___ Source records ___
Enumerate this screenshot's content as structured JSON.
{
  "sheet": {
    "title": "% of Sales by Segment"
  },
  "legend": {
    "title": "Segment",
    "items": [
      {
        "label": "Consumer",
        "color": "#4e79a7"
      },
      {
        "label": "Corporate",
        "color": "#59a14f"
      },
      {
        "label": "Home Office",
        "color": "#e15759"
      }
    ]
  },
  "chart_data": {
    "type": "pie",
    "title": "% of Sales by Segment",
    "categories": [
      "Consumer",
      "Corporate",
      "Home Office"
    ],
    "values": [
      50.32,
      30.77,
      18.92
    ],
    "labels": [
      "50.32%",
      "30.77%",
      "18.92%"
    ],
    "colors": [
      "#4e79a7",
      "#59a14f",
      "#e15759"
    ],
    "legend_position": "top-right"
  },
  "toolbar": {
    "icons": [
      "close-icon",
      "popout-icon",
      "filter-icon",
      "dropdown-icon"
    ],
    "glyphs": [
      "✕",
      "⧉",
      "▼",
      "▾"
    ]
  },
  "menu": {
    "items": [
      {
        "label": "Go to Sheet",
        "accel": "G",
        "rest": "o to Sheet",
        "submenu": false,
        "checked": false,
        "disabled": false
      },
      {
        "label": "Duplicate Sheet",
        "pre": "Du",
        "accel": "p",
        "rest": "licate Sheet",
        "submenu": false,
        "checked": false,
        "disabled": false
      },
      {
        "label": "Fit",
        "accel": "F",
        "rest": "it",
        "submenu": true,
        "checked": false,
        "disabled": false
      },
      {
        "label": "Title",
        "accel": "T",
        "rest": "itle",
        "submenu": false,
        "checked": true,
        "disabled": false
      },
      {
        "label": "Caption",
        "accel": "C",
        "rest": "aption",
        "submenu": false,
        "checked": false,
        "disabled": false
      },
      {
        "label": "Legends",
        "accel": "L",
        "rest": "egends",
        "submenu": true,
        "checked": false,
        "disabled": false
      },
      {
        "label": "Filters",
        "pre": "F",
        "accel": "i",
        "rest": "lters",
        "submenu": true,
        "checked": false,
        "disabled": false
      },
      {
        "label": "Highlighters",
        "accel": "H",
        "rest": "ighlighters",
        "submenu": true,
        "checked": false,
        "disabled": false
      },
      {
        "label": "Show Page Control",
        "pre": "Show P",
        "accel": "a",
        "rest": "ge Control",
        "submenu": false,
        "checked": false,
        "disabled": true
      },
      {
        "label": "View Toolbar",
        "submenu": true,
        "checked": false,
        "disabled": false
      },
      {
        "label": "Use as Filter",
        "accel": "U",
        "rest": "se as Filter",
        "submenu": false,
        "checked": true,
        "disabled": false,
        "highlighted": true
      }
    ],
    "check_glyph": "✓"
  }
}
___
▶ _Objective_: The records above must be output exactly, in full.

▶ _Answer to the problem_:
Enumerate this screenshot's content as structured JSON.
{
  "sheet": {
    "title": "% of Sales by Segment"
  },
  "legend": {
    "title": "Segment",
    "items": [
      {
        "label": "Consumer",
        "color": "#4e79a7"
      },
      {
        "label": "Corporate",
        "color": "#59a14f"
      },
      {
        "label": "Home Office",
        "color": "#e15759"
      }
    ]
  },
  "chart_data": {
    "type": "pie",
    "title": "% of Sales by Segment",
    "categories": [
      "Consumer",
      "Corporate",
      "Home Office"
    ],
    "values": [
      50.32,
      30.77,
      18.92
    ],
    "labels": [
      "50.32%",
      "30.77%",
      "18.92%"
    ],
    "colors": [
      "#4e79a7",
      "#59a14f",
      "#e15759"
    ],
    "legend_position": "top-right"
  },
  "toolbar": {
    "icons": [
      "close-icon",
      "popout-icon",
      "filter-icon",
      "dropdown-icon"
    ],
    "glyphs": [
      "✕",
      "⧉",
      "▼",
      "▾"
    ]
  },
  "menu": {
    "items": [
      {
        "label": "Go to Sheet",
        "accel": "G",
        "rest": "o to Sheet",
        "submenu": false,
        "checked": false,
        "disabled": false
      },
      {
        "label": "Duplicate Sheet",
        "pre": "Du",
        "accel": "p",
        "rest": "licate Sheet",
        "submenu": false,
        "checked": false,
        "disabled": false
      },
      {
        "label": "Fit",
        "accel": "F",
        "rest": "it",
        "submenu": true,
        "checked": false,
        "disabled": false
      },
      {
        "label": "Title",
        "accel": "T",
        "rest": "itle",
        "submenu": false,
        "checked": true,
        "disabled": false
      },
      {
        "label": "Caption",
        "accel": "C",
        "rest": "aption",
        "submenu": false,
        "checked": false,
        "disabled": false
      },
      {
        "label": "Legends",
        "accel": "L",
        "rest": "egends",
        "submenu": true,
        "checked": false,
        "disabled": false
      },
      {
        "label": "Filters",
        "pre": "F",
        "accel": "i",
        "rest": "lters",
        "submenu": true,
        "checked": false,
        "disabled": false
      },
      {
        "label": "Highlighters",
        "accel": "H",
        "rest": "ighlighters",
        "submenu": true,
        "checked": false,
        "disabled": false
      },
      {
        "label": "Show Page Control",
        "pre": "Show P",
        "accel": "a",
        "rest": "ge Control",
        "submenu": false,
        "checked": false,
        "disabled": true
      },
      {
        "label": "View Toolbar",
        "submenu": true,
        "checked": false,
        "disabled": false
      },
      {
        "label": "Use as Filter",
        "accel": "U",
        "rest": "se as Filter",
        "submenu": false,
        "checked": true,
        "disabled": false,
        "highlighted": true
      }
    ],
    "check_glyph": "✓"
  }
}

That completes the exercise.